● Exercise requirements
The records that follow are to be repeated without alteration.

● Entries supplied

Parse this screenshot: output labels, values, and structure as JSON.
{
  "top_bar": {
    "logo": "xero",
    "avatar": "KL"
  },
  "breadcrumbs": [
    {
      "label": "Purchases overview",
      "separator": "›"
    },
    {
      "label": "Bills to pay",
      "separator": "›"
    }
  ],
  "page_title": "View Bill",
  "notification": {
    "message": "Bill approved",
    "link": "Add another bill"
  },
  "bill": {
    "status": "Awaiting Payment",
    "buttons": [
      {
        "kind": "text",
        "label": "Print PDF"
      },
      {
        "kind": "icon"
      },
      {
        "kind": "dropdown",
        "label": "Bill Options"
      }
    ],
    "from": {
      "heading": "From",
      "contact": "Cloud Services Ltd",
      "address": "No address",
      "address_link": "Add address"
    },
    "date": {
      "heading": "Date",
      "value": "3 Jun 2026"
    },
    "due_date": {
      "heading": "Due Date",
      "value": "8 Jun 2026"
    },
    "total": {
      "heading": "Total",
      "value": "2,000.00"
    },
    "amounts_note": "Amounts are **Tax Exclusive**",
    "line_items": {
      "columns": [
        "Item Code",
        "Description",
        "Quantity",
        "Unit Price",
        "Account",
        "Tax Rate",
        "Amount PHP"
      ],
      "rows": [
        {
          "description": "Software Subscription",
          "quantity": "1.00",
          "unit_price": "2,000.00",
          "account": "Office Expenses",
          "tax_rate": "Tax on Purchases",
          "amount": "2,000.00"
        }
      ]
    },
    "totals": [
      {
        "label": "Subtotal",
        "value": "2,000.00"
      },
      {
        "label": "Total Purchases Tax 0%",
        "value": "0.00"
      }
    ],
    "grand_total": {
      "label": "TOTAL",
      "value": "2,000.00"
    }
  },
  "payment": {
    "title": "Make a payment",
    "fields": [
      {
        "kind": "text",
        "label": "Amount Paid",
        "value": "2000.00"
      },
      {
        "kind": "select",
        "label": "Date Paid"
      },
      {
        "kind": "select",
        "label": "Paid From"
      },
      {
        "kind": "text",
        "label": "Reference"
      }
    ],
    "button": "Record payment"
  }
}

● Exercise output
Parse this screenshot: output labels, values, and structure as JSON.
{
  "top_bar": {
    "logo": "xero",
    "avatar": "KL"
  },
  "breadcrumbs": [
    {
      "label": "Purchases overview",
      "separator": "›"
    },
    {
      "label": "Bills to pay",
      "separator": "›"
    }
  ],
  "page_title": "View Bill",
  "notification": {
    "message": "Bill approved",
    "link": "Add another bill"
  },
  "bill": {
    "status": "Awaiting Payment",
    "buttons": [
      {
        "kind": "text",
        "label": "Print PDF"
      },
      {
        "kind": "icon"
      },
      {
        "kind": "dropdown",
        "label": "Bill Options"
      }
    ],
    "from": {
      "heading": "From",
      "contact": "Cloud Services Ltd",
      "address": "No address",
      "address_link": "Add address"
    },
    "date": {
      "heading": "Date",
      "value": "3 Jun 2026"
    },
    "due_date": {
      "heading": "Due Date",
      "value": "8 Jun 2026"
    },
    "total": {
      "heading": "Total",
      "value": "2,000.00"
    },
    "amounts_note": "Amounts are **Tax Exclusive**",
    "line_items": {
      "columns": [
        "Item Code",
        "Description",
        "Quantity",
        "Unit Price",
        "Account",
        "Tax Rate",
        "Amount PHP"
      ],
      "rows": [
        {
          "description": "Software Subscription",
          "quantity": "1.00",
          "unit_price": "2,000.00",
          "account": "Office Expenses",
          "tax_rate": "Tax on Purchases",
          "amount": "2,000.00"
        }
      ]
    },
    "totals": [
      {
        "label": "Subtotal",
        "value": "2,000.00"
      },
      {
        "label": "Total Purchases Tax 0%",
        "value": "0.00"
      }
    ],
    "grand_total": {
      "label": "TOTAL",
      "value": "2,000.00"
    }
  },
  "payment": {
    "title": "Make a payment",
    "fields": [
      {
        "kind": "text",
        "label": "Amount Paid",
        "value": "2000.00"
      },
      {
        "kind": "select",
        "label": "Date Paid"
      },
      {
        "kind": "select",
        "label": "Paid From"
      },
      {
        "kind": "text",
        "label": "Reference"
      }
    ],
    "button": "Record payment"
  }
}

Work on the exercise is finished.